Select from the data all lines with the word "title".

[BEGIN]

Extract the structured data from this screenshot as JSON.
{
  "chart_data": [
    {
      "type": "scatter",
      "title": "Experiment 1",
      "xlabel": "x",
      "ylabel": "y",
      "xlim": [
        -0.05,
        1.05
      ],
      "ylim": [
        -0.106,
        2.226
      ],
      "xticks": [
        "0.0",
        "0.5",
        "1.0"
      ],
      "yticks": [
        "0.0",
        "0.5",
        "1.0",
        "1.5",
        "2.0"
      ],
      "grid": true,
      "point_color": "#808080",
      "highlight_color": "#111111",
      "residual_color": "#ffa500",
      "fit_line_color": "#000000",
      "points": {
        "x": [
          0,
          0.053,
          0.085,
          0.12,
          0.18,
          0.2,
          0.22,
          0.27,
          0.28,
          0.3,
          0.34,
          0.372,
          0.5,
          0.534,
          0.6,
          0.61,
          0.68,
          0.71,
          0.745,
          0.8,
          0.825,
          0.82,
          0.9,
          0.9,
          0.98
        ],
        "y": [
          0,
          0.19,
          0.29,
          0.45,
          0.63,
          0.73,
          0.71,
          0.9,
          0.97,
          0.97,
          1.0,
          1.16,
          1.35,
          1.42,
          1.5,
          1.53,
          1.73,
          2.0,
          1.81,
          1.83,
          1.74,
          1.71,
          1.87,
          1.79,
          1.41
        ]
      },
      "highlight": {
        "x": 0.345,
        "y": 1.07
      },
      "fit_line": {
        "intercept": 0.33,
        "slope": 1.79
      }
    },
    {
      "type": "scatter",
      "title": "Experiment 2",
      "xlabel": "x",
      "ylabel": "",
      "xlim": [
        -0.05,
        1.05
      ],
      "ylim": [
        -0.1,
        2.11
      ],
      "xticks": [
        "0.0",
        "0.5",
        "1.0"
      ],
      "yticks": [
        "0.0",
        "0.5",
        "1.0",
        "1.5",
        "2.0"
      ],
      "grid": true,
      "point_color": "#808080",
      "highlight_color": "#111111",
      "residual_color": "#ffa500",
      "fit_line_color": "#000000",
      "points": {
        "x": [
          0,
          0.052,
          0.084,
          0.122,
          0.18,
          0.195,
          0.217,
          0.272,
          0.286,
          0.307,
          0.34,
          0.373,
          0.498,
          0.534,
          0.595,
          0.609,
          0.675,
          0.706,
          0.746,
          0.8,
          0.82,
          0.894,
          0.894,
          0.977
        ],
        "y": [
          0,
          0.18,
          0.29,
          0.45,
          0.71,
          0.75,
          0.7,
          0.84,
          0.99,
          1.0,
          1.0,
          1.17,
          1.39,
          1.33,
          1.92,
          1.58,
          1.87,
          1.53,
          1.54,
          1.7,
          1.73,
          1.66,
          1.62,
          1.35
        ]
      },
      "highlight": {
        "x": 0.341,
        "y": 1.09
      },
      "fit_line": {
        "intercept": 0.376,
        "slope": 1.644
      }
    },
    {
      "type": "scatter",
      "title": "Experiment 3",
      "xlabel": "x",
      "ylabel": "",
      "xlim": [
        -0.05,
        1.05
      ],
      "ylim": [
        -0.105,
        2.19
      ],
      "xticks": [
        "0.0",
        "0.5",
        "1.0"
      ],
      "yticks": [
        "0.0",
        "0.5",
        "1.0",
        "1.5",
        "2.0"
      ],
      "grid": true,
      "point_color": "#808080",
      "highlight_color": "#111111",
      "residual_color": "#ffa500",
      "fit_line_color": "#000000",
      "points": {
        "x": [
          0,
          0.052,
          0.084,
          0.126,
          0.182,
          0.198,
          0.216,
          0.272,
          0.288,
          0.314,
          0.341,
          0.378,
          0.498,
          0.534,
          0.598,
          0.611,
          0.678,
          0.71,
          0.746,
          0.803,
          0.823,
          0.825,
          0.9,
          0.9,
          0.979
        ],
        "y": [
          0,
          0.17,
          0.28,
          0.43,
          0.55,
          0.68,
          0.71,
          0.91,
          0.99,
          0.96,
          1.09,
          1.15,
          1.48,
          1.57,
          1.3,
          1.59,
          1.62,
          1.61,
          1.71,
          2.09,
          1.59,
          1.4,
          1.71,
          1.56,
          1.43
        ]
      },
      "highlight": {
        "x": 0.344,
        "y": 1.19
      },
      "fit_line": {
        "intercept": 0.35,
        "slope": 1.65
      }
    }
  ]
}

[END]

(Task solution):
      "title": "Experiment 1",
      "title": "Experiment 2",
      "title": "Experiment 3",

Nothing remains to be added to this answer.